Task item:
From the entries below, copy each line in which the word "with" occurs.

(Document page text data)

====

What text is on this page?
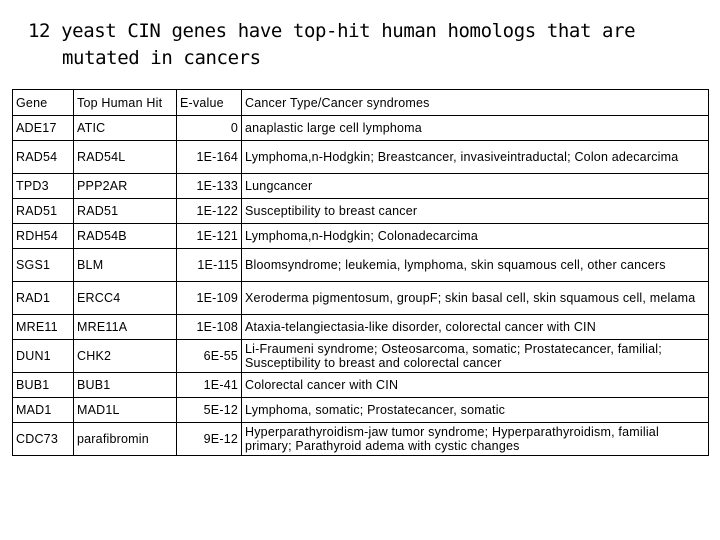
12 yeast CIN genes have top-hit human homologs that are
mutated in cancers
Gene	Top Human Hit	E-value	Cancer Type/Cancer syndromes
ADE17	ATIC	0	anaplastic large cell lymphoma
RAD54	RAD54L	1E-164	Lymphoma,n-Hodgkin; Breastcancer, invasiveintraductal; Colon adecarcima
TPD3	PPP2AR	1E-133	Lungcancer
RAD51	RAD51	1E-122	Susceptibility to breast cancer
RDH54	RAD54B	1E-121	Lymphoma,n-Hodgkin; Colonadecarcima
SGS1	BLM	1E-115	Bloomsyndrome; leukemia, lymphoma, skin squamous cell, other cancers
RAD1	ERCC4	1E-109	Xeroderma pigmentosum, groupF; skin basal cell, skin squamous cell, melama
MRE11	MRE11A	1E-108	Ataxia-telangiectasia-like disorder, colorectal cancer with CIN
DUN1	CHK2	6E-55	Li-Fraumeni syndrome; Osteosarcoma, somatic; Prostatecancer, familial; Susceptibility to breast and colorectal cancer
BUB1	BUB1	1E-41	Colorectal cancer with CIN
MAD1	MAD1L	5E-12	Lymphoma, somatic; Prostatecancer, somatic
CDC73	parafibromin	9E-12	Hyperparathyroidism-jaw tumor syndrome; Hyperparathyroidism, familial primary; Parathyroid adema with cystic changes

====

The completed task:
MRE11	MRE11A	1E-108	Ataxia-telangiectasia-like disorder, colorectal cancer with CIN
BUB1	BUB1	1E-41	Colorectal cancer with CIN
CDC73	parafibromin	9E-12	Hyperparathyroidism-jaw tumor syndrome; Hyperparathyroidism, familial primary; Parathyroid adema with cystic changes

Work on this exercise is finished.